▸ WRITTEN REQUEST
Return each line containing the string "JSON".
begin SUPPLIED RECORDS
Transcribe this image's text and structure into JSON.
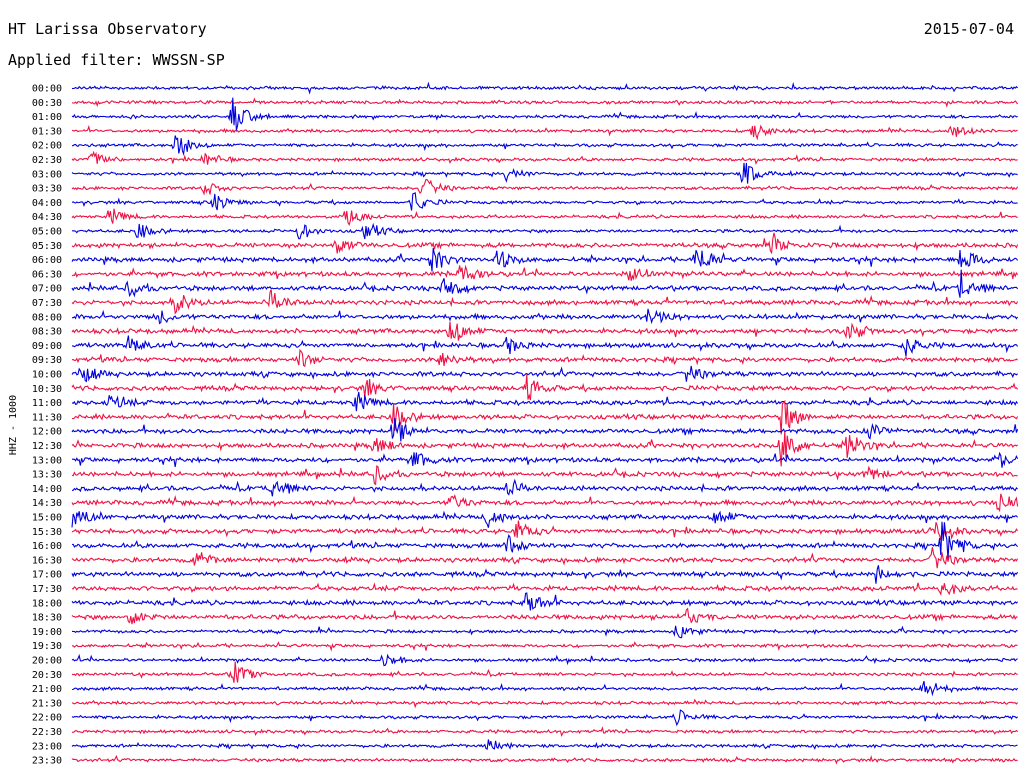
{
  "header": {
    "station": "HT Larissa Observatory",
    "date": "2015-07-04",
    "filter": "Applied filter: WWSSN-SP"
  },
  "chart_data": {
    "type": "line",
    "ylabel": "HHZ - 1000",
    "row_labels": [
      "00:00",
      "00:30",
      "01:00",
      "01:30",
      "02:00",
      "02:30",
      "03:00",
      "03:30",
      "04:00",
      "04:30",
      "05:00",
      "05:30",
      "06:00",
      "06:30",
      "07:00",
      "07:30",
      "08:00",
      "08:30",
      "09:00",
      "09:30",
      "10:00",
      "10:30",
      "11:00",
      "11:30",
      "12:00",
      "12:30",
      "13:00",
      "13:30",
      "14:00",
      "14:30",
      "15:00",
      "15:30",
      "16:00",
      "16:30",
      "17:00",
      "17:30",
      "18:00",
      "18:30",
      "19:00",
      "19:30",
      "20:00",
      "20:30",
      "21:00",
      "21:30",
      "22:00",
      "22:30",
      "23:00",
      "23:30"
    ],
    "series_colors": [
      "#0000dd",
      "#ee1144"
    ],
    "color_pattern": "alternating",
    "grid": false,
    "events": [
      {
        "row": 2,
        "t": 0.17,
        "amp": 2.0
      },
      {
        "row": 3,
        "t": 0.72,
        "amp": 1.2
      },
      {
        "row": 3,
        "t": 0.93,
        "amp": 1.0
      },
      {
        "row": 4,
        "t": 0.11,
        "amp": 1.6
      },
      {
        "row": 5,
        "t": 0.02,
        "amp": 1.0
      },
      {
        "row": 5,
        "t": 0.14,
        "amp": 0.8
      },
      {
        "row": 6,
        "t": 0.46,
        "amp": 0.9
      },
      {
        "row": 6,
        "t": 0.71,
        "amp": 1.6
      },
      {
        "row": 7,
        "t": 0.37,
        "amp": 1.4
      },
      {
        "row": 7,
        "t": 0.14,
        "amp": 0.9
      },
      {
        "row": 8,
        "t": 0.15,
        "amp": 1.0
      },
      {
        "row": 8,
        "t": 0.36,
        "amp": 1.2
      },
      {
        "row": 9,
        "t": 0.04,
        "amp": 1.0
      },
      {
        "row": 9,
        "t": 0.29,
        "amp": 1.0
      },
      {
        "row": 10,
        "t": 0.07,
        "amp": 1.0
      },
      {
        "row": 10,
        "t": 0.24,
        "amp": 1.0
      },
      {
        "row": 10,
        "t": 0.31,
        "amp": 1.2
      },
      {
        "row": 11,
        "t": 0.74,
        "amp": 1.2
      },
      {
        "row": 11,
        "t": 0.28,
        "amp": 1.0
      },
      {
        "row": 12,
        "t": 0.38,
        "amp": 1.4
      },
      {
        "row": 12,
        "t": 0.45,
        "amp": 1.2
      },
      {
        "row": 12,
        "t": 0.66,
        "amp": 2.0
      },
      {
        "row": 12,
        "t": 0.94,
        "amp": 1.6
      },
      {
        "row": 13,
        "t": 0.41,
        "amp": 1.2
      },
      {
        "row": 13,
        "t": 0.59,
        "amp": 0.9
      },
      {
        "row": 14,
        "t": 0.06,
        "amp": 1.0
      },
      {
        "row": 14,
        "t": 0.39,
        "amp": 1.6
      },
      {
        "row": 14,
        "t": 0.94,
        "amp": 2.0
      },
      {
        "row": 15,
        "t": 0.11,
        "amp": 1.2
      },
      {
        "row": 15,
        "t": 0.21,
        "amp": 1.4
      },
      {
        "row": 16,
        "t": 0.09,
        "amp": 0.9
      },
      {
        "row": 16,
        "t": 0.61,
        "amp": 1.2
      },
      {
        "row": 17,
        "t": 0.4,
        "amp": 1.8
      },
      {
        "row": 17,
        "t": 0.82,
        "amp": 1.2
      },
      {
        "row": 18,
        "t": 0.06,
        "amp": 1.0
      },
      {
        "row": 18,
        "t": 0.46,
        "amp": 1.0
      },
      {
        "row": 18,
        "t": 0.88,
        "amp": 1.2
      },
      {
        "row": 19,
        "t": 0.24,
        "amp": 1.0
      },
      {
        "row": 19,
        "t": 0.39,
        "amp": 1.0
      },
      {
        "row": 20,
        "t": 0.01,
        "amp": 1.0
      },
      {
        "row": 20,
        "t": 0.65,
        "amp": 1.0
      },
      {
        "row": 21,
        "t": 0.31,
        "amp": 1.0
      },
      {
        "row": 21,
        "t": 0.48,
        "amp": 1.6
      },
      {
        "row": 22,
        "t": 0.04,
        "amp": 0.9
      },
      {
        "row": 22,
        "t": 0.3,
        "amp": 1.2
      },
      {
        "row": 23,
        "t": 0.34,
        "amp": 1.6
      },
      {
        "row": 23,
        "t": 0.75,
        "amp": 2.2
      },
      {
        "row": 24,
        "t": 0.34,
        "amp": 1.6
      },
      {
        "row": 24,
        "t": 0.84,
        "amp": 1.4
      },
      {
        "row": 25,
        "t": 0.32,
        "amp": 1.2
      },
      {
        "row": 25,
        "t": 0.75,
        "amp": 2.4
      },
      {
        "row": 25,
        "t": 0.82,
        "amp": 1.6
      },
      {
        "row": 26,
        "t": 0.36,
        "amp": 1.2
      },
      {
        "row": 26,
        "t": 0.98,
        "amp": 0.9
      },
      {
        "row": 27,
        "t": 0.32,
        "amp": 1.0
      },
      {
        "row": 27,
        "t": 0.84,
        "amp": 0.9
      },
      {
        "row": 28,
        "t": 0.21,
        "amp": 1.8
      },
      {
        "row": 28,
        "t": 0.46,
        "amp": 1.2
      },
      {
        "row": 29,
        "t": 0.4,
        "amp": 1.0
      },
      {
        "row": 29,
        "t": 0.98,
        "amp": 1.2
      },
      {
        "row": 30,
        "t": 0.0,
        "amp": 1.4
      },
      {
        "row": 30,
        "t": 0.44,
        "amp": 1.2
      },
      {
        "row": 30,
        "t": 0.68,
        "amp": 1.0
      },
      {
        "row": 31,
        "t": 0.47,
        "amp": 1.2
      },
      {
        "row": 31,
        "t": 0.91,
        "amp": 1.6
      },
      {
        "row": 32,
        "t": 0.46,
        "amp": 1.2
      },
      {
        "row": 32,
        "t": 0.92,
        "amp": 2.8
      },
      {
        "row": 33,
        "t": 0.13,
        "amp": 1.0
      },
      {
        "row": 33,
        "t": 0.91,
        "amp": 1.4
      },
      {
        "row": 34,
        "t": 0.85,
        "amp": 1.0
      },
      {
        "row": 35,
        "t": 0.92,
        "amp": 1.0
      },
      {
        "row": 36,
        "t": 0.48,
        "amp": 1.4
      },
      {
        "row": 37,
        "t": 0.06,
        "amp": 0.9
      },
      {
        "row": 37,
        "t": 0.65,
        "amp": 1.0
      },
      {
        "row": 38,
        "t": 0.64,
        "amp": 1.0
      },
      {
        "row": 40,
        "t": 0.33,
        "amp": 0.9
      },
      {
        "row": 41,
        "t": 0.17,
        "amp": 1.6
      },
      {
        "row": 42,
        "t": 0.9,
        "amp": 1.4
      },
      {
        "row": 44,
        "t": 0.64,
        "amp": 0.9
      },
      {
        "row": 46,
        "t": 0.44,
        "amp": 0.9
      }
    ]
  }
}
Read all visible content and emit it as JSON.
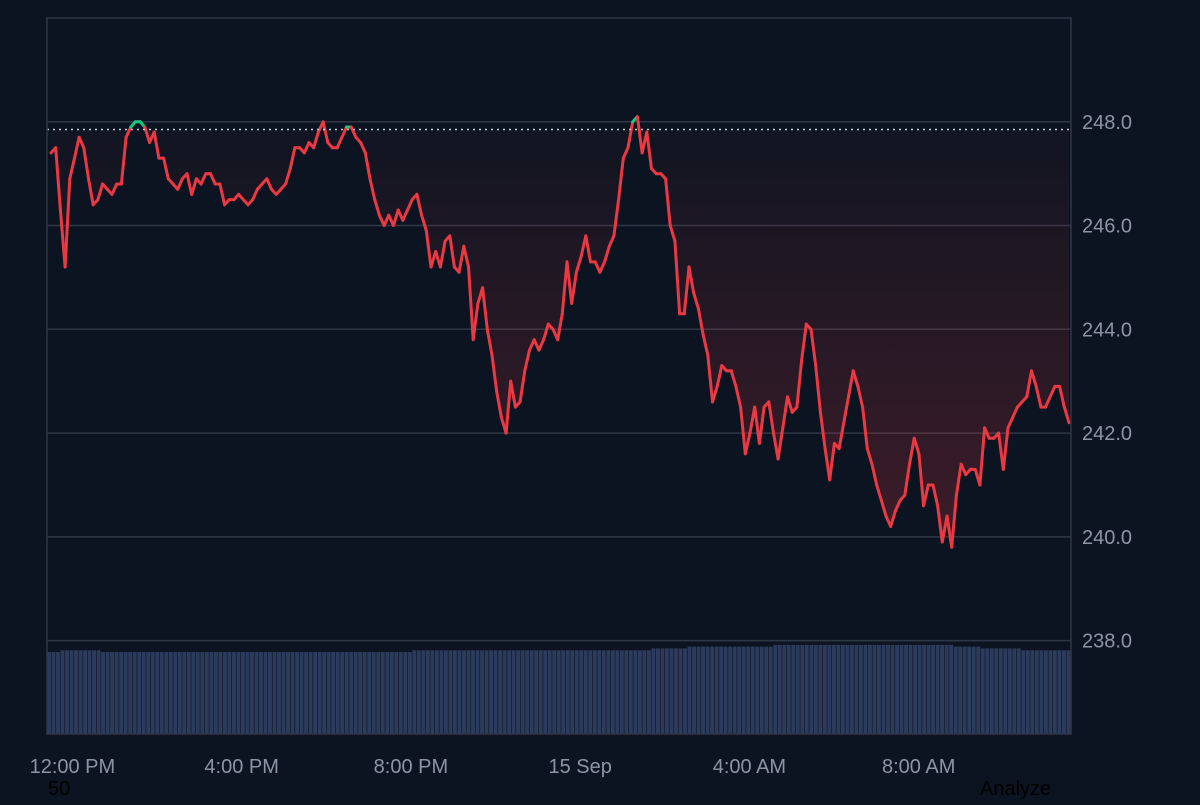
{
  "colors": {
    "background": "#0d1421",
    "line_down": "#ea3943",
    "line_up": "#16c784",
    "grid": "#2f3747",
    "axis_text": "#8c95a6",
    "volume": "#2c3a5c",
    "reference_line": "#c4cbd6"
  },
  "overlay": {
    "bottom_left": "50",
    "bottom_right": "Analyze"
  },
  "chart_data": {
    "type": "line",
    "title": "",
    "xlabel": "",
    "ylabel": "",
    "ylim": [
      236.2,
      250.0
    ],
    "y_ticks": [
      238.0,
      240.0,
      242.0,
      244.0,
      246.0,
      248.0
    ],
    "y_tick_labels": [
      "238.0",
      "240.0",
      "242.0",
      "244.0",
      "246.0",
      "248.0"
    ],
    "x_ticks": [
      {
        "label": "12:00 PM",
        "hours": 0.6
      },
      {
        "label": "4:00 PM",
        "hours": 4.6
      },
      {
        "label": "8:00 PM",
        "hours": 8.6
      },
      {
        "label": "15 Sep",
        "hours": 12.6
      },
      {
        "label": "4:00 AM",
        "hours": 16.6
      },
      {
        "label": "8:00 AM",
        "hours": 20.6
      }
    ],
    "x_range_hours": [
      0,
      24.2
    ],
    "reference_value": 247.85,
    "grid": true,
    "series": [
      {
        "values": [
          247.4,
          247.5,
          246.3,
          245.2,
          246.9,
          247.3,
          247.7,
          247.5,
          246.9,
          246.4,
          246.5,
          246.8,
          246.7,
          246.6,
          246.8,
          246.8,
          247.7,
          247.9,
          248.0,
          248.0,
          247.9,
          247.6,
          247.8,
          247.3,
          247.3,
          246.9,
          246.8,
          246.7,
          246.9,
          247.0,
          246.6,
          246.9,
          246.8,
          247.0,
          247.0,
          246.8,
          246.8,
          246.4,
          246.5,
          246.5,
          246.6,
          246.5,
          246.4,
          246.5,
          246.7,
          246.8,
          246.9,
          246.7,
          246.6,
          246.7,
          246.8,
          247.1,
          247.5,
          247.5,
          247.4,
          247.6,
          247.5,
          247.8,
          248.0,
          247.6,
          247.5,
          247.5,
          247.7,
          247.9,
          247.9,
          247.7,
          247.6,
          247.4,
          246.9,
          246.5,
          246.2,
          246.0,
          246.2,
          246.0,
          246.3,
          246.1,
          246.3,
          246.5,
          246.6,
          246.2,
          245.9,
          245.2,
          245.5,
          245.2,
          245.7,
          245.8,
          245.2,
          245.1,
          245.6,
          245.2,
          243.8,
          244.5,
          244.8,
          244.0,
          243.5,
          242.8,
          242.3,
          242.0,
          243.0,
          242.5,
          242.6,
          243.2,
          243.6,
          243.8,
          243.6,
          243.8,
          244.1,
          244.0,
          243.8,
          244.3,
          245.3,
          244.5,
          245.1,
          245.4,
          245.8,
          245.3,
          245.3,
          245.1,
          245.3,
          245.6,
          245.8,
          246.5,
          247.3,
          247.5,
          248.0,
          248.1,
          247.4,
          247.8,
          247.1,
          247.0,
          247.0,
          246.9,
          246.0,
          245.7,
          244.3,
          244.3,
          245.2,
          244.7,
          244.4,
          243.9,
          243.5,
          242.6,
          242.9,
          243.3,
          243.2,
          243.2,
          242.9,
          242.5,
          241.6,
          242.0,
          242.5,
          241.8,
          242.5,
          242.6,
          242.0,
          241.5,
          242.1,
          242.7,
          242.4,
          242.5,
          243.4,
          244.1,
          244.0,
          243.3,
          242.4,
          241.7,
          241.1,
          241.8,
          241.7,
          242.2,
          242.7,
          243.2,
          242.9,
          242.5,
          241.7,
          241.4,
          241.0,
          240.7,
          240.4,
          240.2,
          240.5,
          240.7,
          240.8,
          241.4,
          241.9,
          241.6,
          240.6,
          241.0,
          241.0,
          240.6,
          239.9,
          240.4,
          239.8,
          240.8,
          241.4,
          241.2,
          241.3,
          241.3,
          241.0,
          242.1,
          241.9,
          241.9,
          242.0,
          241.3,
          242.1,
          242.3,
          242.5,
          242.6,
          242.7,
          243.2,
          242.9,
          242.5,
          242.5,
          242.7,
          242.9,
          242.9,
          242.5,
          242.2
        ]
      }
    ],
    "volume": {
      "type": "bar",
      "values": [
        0.46,
        0.46,
        0.46,
        0.47,
        0.47,
        0.47,
        0.47,
        0.47,
        0.47,
        0.47,
        0.47,
        0.47,
        0.46,
        0.46,
        0.46,
        0.46,
        0.46,
        0.46,
        0.46,
        0.46,
        0.46,
        0.46,
        0.46,
        0.46,
        0.46,
        0.46,
        0.46,
        0.46,
        0.46,
        0.46,
        0.46,
        0.46,
        0.46,
        0.46,
        0.46,
        0.46,
        0.46,
        0.46,
        0.46,
        0.46,
        0.46,
        0.46,
        0.46,
        0.46,
        0.46,
        0.46,
        0.46,
        0.46,
        0.46,
        0.46,
        0.46,
        0.46,
        0.46,
        0.46,
        0.46,
        0.46,
        0.46,
        0.46,
        0.46,
        0.46,
        0.46,
        0.46,
        0.46,
        0.46,
        0.46,
        0.46,
        0.46,
        0.46,
        0.46,
        0.46,
        0.46,
        0.46,
        0.46,
        0.46,
        0.46,
        0.46,
        0.46,
        0.46,
        0.46,
        0.46,
        0.46,
        0.47,
        0.47,
        0.47,
        0.47,
        0.47,
        0.47,
        0.47,
        0.47,
        0.47,
        0.47,
        0.47,
        0.47,
        0.47,
        0.47,
        0.47,
        0.47,
        0.47,
        0.47,
        0.47,
        0.47,
        0.47,
        0.47,
        0.47,
        0.47,
        0.47,
        0.47,
        0.47,
        0.47,
        0.47,
        0.47,
        0.47,
        0.47,
        0.47,
        0.47,
        0.47,
        0.47,
        0.47,
        0.47,
        0.47,
        0.47,
        0.47,
        0.47,
        0.47,
        0.47,
        0.47,
        0.47,
        0.47,
        0.47,
        0.47,
        0.47,
        0.47,
        0.47,
        0.47,
        0.48,
        0.48,
        0.48,
        0.48,
        0.48,
        0.48,
        0.48,
        0.48,
        0.49,
        0.49,
        0.49,
        0.49,
        0.49,
        0.49,
        0.49,
        0.49,
        0.49,
        0.49,
        0.49,
        0.49,
        0.49,
        0.49,
        0.49,
        0.49,
        0.49,
        0.49,
        0.49,
        0.5,
        0.5,
        0.5,
        0.5,
        0.5,
        0.5,
        0.5,
        0.5,
        0.5,
        0.5,
        0.5,
        0.5,
        0.5,
        0.5,
        0.5,
        0.5,
        0.5,
        0.5,
        0.5,
        0.5,
        0.5,
        0.5,
        0.5,
        0.5,
        0.5,
        0.5,
        0.5,
        0.5,
        0.5,
        0.5,
        0.5,
        0.5,
        0.5,
        0.5,
        0.5,
        0.5,
        0.5,
        0.5,
        0.5,
        0.5,
        0.49,
        0.49,
        0.49,
        0.49,
        0.49,
        0.49,
        0.48,
        0.48,
        0.48,
        0.48,
        0.48,
        0.48,
        0.48,
        0.48,
        0.48,
        0.47,
        0.47,
        0.47,
        0.47,
        0.47,
        0.47,
        0.47,
        0.47,
        0.47,
        0.47,
        0.47
      ]
    }
  }
}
end SUPPLIED RECORDS
▸ RESULT
Transcribe this image's text and structure into JSON.
Read all visible content and emit it as JSON.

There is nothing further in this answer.